**Aim:** Note how many lines hold the string "Daily" and give that number without any other words.

____ Provided records

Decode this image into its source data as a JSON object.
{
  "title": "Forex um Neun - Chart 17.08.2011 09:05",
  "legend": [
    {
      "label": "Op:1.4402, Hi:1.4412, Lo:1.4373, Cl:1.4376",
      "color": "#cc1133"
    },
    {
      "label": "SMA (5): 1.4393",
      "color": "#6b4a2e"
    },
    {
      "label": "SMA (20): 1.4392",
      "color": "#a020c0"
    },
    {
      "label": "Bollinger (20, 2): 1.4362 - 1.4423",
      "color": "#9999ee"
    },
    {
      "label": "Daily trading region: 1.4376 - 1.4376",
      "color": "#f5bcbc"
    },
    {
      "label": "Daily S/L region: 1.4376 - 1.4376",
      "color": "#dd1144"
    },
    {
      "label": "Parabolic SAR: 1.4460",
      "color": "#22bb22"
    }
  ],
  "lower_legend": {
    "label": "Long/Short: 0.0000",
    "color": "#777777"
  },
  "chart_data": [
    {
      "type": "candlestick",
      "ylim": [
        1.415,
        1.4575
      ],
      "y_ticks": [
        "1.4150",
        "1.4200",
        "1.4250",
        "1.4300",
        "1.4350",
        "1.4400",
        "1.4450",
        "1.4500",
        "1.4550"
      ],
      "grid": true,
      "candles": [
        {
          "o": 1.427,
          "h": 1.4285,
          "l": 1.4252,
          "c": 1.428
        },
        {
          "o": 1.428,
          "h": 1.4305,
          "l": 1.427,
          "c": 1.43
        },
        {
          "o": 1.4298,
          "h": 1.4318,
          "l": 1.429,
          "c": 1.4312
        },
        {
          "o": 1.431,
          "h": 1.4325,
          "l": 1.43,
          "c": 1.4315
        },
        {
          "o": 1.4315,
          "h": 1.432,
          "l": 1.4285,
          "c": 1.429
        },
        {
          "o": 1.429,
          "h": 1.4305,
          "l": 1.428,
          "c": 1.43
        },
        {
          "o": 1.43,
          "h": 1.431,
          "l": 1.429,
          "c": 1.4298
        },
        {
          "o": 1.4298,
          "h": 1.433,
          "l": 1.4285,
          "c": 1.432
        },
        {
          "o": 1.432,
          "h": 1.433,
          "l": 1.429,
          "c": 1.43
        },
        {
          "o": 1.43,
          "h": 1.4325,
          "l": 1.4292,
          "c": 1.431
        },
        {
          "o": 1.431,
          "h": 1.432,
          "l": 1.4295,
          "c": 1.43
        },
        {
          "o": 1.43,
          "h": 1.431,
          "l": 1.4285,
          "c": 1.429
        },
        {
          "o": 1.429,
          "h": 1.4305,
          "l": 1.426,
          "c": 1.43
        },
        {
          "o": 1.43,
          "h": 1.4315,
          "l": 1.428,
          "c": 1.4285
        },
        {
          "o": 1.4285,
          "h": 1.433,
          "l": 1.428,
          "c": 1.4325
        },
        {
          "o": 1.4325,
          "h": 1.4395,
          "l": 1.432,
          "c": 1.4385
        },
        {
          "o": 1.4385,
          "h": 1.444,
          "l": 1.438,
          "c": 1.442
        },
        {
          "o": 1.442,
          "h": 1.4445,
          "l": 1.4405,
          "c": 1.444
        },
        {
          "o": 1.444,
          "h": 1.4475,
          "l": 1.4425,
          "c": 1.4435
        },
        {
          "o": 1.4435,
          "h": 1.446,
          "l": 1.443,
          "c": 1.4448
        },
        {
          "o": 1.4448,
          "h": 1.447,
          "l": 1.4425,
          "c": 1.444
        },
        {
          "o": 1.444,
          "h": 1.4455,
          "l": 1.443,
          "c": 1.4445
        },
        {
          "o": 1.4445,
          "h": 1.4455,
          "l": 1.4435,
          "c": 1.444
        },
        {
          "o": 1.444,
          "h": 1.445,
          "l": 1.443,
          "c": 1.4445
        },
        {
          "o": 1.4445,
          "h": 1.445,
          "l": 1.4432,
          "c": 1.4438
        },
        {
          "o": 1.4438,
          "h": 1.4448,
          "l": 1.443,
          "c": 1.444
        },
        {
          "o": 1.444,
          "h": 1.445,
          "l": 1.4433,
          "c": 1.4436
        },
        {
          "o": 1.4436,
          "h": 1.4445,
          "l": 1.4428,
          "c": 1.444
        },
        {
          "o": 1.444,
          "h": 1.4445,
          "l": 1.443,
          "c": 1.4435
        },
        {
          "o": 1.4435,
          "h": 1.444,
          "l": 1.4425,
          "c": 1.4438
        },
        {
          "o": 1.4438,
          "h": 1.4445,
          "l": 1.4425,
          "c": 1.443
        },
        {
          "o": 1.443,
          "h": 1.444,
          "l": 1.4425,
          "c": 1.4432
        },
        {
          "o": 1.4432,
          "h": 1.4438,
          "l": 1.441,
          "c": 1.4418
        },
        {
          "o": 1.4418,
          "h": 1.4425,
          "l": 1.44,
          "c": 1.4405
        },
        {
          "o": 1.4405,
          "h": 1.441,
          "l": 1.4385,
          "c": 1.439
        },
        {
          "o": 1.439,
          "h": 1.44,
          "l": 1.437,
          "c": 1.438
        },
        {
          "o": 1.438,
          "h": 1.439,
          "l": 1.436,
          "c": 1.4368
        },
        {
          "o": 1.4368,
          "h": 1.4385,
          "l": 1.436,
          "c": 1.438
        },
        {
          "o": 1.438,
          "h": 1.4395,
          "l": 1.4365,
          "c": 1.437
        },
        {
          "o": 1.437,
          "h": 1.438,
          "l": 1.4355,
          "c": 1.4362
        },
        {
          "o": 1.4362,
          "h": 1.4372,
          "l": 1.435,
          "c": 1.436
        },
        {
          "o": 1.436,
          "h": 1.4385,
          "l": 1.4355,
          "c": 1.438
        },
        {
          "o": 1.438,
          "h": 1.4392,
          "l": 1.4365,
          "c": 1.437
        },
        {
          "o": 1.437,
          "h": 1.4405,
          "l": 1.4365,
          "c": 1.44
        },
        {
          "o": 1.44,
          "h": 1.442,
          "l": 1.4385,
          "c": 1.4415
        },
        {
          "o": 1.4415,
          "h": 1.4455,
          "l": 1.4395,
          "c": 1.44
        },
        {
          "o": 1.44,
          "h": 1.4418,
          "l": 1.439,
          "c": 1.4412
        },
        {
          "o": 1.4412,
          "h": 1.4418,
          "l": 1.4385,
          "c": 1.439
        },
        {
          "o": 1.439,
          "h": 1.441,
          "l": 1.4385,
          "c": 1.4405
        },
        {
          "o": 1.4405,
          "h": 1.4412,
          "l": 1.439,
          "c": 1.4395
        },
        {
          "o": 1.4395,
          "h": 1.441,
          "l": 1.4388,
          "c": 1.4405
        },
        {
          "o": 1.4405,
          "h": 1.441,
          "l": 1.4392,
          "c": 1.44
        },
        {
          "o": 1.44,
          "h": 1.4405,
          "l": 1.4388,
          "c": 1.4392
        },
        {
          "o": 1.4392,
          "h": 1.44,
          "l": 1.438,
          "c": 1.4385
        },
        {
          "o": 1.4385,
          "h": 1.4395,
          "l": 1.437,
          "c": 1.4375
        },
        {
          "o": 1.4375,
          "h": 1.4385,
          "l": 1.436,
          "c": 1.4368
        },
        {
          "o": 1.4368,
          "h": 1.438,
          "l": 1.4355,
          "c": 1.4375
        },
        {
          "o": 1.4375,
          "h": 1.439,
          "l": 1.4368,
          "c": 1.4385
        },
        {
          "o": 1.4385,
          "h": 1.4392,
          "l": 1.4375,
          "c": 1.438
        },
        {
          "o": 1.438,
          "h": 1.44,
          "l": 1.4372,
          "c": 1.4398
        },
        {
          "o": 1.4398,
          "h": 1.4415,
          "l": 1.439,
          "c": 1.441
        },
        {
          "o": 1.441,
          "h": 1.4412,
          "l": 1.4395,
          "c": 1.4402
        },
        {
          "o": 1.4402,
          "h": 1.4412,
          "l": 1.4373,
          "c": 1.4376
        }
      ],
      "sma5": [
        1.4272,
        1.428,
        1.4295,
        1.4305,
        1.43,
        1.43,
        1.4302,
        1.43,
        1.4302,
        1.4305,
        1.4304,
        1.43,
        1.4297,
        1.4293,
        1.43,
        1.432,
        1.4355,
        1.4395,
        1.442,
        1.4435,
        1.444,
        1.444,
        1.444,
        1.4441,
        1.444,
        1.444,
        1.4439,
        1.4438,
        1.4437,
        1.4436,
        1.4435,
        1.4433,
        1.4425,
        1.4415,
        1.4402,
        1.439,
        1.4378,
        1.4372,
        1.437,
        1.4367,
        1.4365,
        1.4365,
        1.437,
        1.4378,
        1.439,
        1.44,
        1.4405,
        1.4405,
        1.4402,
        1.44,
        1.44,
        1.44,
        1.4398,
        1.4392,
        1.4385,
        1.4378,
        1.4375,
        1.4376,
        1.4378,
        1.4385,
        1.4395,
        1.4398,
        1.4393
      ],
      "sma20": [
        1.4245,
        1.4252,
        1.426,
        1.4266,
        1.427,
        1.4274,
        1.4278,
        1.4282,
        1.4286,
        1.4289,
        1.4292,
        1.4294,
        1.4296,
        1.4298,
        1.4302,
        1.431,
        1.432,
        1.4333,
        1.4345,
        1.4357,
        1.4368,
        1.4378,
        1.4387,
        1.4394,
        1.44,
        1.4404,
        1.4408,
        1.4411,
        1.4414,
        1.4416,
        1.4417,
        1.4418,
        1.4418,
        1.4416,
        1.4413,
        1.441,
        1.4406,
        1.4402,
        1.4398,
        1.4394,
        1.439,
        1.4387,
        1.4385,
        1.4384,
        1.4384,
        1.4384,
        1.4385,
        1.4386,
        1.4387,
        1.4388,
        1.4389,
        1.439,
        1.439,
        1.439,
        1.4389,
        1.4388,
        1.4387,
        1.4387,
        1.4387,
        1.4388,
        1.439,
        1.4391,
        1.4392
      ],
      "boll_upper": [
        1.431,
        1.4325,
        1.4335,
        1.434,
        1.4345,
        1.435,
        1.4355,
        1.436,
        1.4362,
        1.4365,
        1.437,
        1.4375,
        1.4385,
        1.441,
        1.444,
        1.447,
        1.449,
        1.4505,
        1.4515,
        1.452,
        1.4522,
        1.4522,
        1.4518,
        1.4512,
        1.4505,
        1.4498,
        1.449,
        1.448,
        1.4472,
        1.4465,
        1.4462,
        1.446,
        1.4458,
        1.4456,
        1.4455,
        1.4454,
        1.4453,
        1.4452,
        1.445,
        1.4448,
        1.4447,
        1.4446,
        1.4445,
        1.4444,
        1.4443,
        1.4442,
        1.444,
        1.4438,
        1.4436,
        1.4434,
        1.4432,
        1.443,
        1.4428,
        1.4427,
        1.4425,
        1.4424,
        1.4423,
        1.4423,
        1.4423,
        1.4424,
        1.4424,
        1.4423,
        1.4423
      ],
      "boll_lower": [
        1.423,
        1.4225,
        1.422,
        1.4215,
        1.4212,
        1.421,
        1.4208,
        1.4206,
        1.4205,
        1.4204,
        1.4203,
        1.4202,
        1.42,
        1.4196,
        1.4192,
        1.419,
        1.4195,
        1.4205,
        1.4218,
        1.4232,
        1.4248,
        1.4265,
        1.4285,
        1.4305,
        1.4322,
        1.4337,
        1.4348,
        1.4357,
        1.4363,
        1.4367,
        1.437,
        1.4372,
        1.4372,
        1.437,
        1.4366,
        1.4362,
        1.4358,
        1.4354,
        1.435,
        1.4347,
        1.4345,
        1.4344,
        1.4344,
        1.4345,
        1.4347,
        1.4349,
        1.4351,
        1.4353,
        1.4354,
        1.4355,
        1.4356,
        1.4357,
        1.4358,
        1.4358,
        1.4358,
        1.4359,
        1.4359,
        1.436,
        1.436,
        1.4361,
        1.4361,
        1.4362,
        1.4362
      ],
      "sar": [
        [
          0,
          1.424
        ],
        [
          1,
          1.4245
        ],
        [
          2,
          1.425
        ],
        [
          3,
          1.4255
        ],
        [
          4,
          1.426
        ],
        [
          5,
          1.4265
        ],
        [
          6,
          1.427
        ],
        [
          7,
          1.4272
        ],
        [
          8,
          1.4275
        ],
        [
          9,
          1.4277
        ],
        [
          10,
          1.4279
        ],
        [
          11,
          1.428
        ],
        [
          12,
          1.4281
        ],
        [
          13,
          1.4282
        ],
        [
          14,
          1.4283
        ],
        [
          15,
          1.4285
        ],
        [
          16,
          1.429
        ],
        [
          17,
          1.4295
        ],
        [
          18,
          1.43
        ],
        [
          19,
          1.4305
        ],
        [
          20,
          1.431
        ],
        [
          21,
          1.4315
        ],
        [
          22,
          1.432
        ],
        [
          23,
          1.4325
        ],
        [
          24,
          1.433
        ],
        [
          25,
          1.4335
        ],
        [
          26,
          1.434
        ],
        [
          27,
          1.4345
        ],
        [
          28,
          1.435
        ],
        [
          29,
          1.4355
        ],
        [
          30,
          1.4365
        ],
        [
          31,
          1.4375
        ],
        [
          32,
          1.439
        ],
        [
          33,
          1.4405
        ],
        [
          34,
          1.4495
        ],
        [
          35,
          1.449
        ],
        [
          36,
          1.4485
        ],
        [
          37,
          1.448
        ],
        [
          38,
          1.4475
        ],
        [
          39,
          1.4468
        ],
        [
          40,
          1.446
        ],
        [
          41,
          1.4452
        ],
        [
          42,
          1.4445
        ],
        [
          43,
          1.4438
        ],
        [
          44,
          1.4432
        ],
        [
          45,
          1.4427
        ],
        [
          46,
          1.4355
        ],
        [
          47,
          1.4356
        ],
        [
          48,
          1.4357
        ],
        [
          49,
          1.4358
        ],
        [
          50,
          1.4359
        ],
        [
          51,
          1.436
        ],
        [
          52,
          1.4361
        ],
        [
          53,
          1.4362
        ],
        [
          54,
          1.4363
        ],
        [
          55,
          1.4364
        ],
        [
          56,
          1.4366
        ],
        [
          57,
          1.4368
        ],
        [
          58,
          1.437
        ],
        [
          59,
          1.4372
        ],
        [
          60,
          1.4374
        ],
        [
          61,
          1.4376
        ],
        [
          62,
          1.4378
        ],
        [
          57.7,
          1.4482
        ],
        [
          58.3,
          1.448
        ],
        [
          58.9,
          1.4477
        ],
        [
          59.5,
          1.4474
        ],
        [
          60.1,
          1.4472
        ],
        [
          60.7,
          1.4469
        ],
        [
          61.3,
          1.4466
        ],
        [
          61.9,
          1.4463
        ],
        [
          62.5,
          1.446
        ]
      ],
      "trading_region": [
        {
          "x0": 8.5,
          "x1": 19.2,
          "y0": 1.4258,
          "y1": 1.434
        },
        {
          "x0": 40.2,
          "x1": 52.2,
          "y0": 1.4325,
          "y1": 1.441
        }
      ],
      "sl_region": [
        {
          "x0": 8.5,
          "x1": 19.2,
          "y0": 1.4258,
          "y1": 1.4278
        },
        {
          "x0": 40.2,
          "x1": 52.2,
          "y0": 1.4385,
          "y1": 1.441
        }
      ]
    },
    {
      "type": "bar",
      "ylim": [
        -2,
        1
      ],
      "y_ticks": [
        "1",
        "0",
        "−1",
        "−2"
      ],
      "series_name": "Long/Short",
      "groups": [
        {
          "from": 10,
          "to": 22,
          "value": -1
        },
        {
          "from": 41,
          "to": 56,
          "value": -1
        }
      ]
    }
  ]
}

________

**Expected answer:** 2